> [Task brief]:
Lines containing the string "JSON" are to be collected in full.

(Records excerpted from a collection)

──────────────────────────────

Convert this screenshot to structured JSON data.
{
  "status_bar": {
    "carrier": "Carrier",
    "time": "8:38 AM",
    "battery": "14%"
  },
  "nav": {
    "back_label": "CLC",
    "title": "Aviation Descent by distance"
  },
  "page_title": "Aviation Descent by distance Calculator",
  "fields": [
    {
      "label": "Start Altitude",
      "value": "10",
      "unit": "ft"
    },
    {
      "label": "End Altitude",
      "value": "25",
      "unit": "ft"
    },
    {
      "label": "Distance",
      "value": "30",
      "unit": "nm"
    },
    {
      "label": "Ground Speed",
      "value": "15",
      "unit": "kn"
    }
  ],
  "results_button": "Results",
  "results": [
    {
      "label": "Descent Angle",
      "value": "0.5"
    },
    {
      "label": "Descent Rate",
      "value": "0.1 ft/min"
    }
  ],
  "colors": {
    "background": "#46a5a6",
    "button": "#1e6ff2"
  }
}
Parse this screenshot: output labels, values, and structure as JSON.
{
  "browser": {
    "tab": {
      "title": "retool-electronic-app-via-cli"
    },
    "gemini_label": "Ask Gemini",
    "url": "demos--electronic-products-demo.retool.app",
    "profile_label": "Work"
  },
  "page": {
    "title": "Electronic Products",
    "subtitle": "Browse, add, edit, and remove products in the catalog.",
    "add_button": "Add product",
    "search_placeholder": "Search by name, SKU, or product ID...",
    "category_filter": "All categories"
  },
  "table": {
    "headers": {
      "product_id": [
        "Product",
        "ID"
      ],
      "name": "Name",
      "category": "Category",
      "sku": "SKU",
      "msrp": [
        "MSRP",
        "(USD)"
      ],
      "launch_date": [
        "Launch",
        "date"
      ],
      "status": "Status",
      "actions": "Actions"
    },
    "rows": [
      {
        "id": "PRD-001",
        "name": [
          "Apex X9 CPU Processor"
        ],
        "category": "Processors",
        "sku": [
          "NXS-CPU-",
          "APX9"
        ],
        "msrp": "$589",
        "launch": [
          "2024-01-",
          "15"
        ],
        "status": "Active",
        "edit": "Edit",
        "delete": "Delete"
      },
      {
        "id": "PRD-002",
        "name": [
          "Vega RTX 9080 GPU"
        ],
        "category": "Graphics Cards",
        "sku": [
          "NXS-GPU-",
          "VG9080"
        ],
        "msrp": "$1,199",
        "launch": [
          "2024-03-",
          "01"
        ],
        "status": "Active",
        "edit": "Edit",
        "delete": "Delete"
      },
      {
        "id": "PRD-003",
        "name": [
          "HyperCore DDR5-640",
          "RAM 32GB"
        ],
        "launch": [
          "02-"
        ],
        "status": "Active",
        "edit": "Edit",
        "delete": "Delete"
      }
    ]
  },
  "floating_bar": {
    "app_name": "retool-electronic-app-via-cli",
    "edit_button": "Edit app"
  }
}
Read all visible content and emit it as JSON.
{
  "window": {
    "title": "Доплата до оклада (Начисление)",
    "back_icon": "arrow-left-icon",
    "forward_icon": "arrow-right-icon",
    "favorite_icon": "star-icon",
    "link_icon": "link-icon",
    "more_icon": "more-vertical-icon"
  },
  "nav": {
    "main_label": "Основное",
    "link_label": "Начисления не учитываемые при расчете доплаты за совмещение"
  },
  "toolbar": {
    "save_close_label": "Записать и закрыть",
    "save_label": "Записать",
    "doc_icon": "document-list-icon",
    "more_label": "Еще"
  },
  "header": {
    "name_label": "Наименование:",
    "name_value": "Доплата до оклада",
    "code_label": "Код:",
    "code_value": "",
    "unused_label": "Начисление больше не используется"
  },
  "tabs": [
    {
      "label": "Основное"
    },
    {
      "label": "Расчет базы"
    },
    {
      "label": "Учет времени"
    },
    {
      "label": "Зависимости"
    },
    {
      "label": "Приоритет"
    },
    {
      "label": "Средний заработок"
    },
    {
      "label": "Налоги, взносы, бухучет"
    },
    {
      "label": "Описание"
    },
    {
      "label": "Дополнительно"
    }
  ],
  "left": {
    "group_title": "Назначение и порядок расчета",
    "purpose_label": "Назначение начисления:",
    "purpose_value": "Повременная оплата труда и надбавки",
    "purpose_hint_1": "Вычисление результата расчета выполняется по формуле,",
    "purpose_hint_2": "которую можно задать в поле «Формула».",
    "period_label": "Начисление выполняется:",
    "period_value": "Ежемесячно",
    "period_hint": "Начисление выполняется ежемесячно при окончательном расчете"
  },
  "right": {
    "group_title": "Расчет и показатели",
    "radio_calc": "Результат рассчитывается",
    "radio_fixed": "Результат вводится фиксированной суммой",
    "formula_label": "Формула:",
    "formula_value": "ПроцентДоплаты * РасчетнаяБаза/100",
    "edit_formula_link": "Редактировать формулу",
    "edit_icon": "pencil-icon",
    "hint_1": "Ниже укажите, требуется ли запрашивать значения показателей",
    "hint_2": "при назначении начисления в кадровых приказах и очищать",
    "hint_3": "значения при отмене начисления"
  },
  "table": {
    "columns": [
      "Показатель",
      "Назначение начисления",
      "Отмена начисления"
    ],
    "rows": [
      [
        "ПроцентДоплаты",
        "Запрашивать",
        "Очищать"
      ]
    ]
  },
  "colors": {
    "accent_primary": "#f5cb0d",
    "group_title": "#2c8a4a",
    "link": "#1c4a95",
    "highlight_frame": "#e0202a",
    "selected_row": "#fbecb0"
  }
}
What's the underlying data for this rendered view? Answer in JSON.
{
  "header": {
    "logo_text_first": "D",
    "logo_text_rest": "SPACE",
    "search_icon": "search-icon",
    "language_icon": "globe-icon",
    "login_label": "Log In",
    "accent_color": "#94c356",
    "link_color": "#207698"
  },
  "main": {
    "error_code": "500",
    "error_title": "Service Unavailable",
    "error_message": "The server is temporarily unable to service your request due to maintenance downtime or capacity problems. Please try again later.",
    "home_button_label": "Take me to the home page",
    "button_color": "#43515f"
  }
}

──────────────────────────────

> [Output]:
Convert this screenshot to structured JSON data.
Parse this screenshot: output labels, values, and structure as JSON.
Read all visible content and emit it as JSON.
What's the underlying data for this rendered view? Answer in JSON.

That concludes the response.